[GIVEN RECORDS]:
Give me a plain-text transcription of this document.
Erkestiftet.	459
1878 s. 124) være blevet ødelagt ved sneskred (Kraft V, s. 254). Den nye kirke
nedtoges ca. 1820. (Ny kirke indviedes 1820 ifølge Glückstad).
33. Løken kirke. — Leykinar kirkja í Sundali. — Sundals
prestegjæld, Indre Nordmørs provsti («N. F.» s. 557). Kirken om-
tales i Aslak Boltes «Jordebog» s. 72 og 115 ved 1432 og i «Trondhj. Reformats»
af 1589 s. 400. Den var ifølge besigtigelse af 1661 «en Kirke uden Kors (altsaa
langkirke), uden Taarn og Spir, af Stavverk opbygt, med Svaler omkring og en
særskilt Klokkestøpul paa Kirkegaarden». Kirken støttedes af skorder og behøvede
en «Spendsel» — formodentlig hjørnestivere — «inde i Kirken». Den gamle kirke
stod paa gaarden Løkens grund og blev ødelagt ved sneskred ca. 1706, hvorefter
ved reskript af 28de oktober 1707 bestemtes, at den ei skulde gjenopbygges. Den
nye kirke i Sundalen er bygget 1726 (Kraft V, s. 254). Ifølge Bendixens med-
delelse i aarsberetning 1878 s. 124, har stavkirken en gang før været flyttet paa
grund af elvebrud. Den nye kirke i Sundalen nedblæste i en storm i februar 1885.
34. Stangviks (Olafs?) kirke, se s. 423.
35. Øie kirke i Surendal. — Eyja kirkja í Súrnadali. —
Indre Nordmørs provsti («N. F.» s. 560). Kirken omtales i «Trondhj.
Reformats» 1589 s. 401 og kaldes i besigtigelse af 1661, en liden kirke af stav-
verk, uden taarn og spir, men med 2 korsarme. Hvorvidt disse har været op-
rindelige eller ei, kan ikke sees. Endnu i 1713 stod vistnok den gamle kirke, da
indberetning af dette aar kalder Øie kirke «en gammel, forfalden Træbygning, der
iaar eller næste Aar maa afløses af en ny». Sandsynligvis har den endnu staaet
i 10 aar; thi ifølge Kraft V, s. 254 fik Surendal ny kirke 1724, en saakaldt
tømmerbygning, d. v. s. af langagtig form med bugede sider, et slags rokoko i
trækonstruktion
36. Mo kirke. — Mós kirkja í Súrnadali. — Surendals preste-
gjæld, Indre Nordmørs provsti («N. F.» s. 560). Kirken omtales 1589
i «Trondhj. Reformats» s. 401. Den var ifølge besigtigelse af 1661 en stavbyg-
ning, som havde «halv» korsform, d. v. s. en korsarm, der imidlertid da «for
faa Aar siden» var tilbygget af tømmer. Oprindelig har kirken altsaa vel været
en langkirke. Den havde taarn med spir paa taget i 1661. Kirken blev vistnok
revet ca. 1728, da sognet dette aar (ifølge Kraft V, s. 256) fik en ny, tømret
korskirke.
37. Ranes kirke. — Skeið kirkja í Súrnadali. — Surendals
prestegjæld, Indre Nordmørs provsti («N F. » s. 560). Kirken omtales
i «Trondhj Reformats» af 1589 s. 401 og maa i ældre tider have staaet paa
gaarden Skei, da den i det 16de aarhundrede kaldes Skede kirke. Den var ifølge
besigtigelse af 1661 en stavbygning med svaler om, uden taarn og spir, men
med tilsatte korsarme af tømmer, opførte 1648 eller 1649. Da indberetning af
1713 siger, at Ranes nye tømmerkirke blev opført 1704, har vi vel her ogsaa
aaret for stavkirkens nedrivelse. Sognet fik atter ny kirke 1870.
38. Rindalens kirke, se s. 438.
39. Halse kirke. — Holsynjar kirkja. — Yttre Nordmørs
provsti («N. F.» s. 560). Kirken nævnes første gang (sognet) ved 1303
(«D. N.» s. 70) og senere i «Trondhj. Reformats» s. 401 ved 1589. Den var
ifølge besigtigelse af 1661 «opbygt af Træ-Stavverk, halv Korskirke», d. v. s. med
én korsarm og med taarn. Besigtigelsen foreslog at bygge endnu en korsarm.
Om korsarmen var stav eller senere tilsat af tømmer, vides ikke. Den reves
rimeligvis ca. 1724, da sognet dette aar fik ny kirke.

[TASK DIRECTIONS]: Identify the lines above that contain the word "omtales", then copy them.

[EXERCISE RESPONSE]:
Indre Nordmørs provsti («N. F.» s. 560). Kirken omtales i «Trondhj.
gjæld, Indre Nordmørs provsti («N. F.» s. 560). Kirken omtales 1589
prestegjæld, Indre Nordmørs provsti («N F. » s. 560). Kirken omtales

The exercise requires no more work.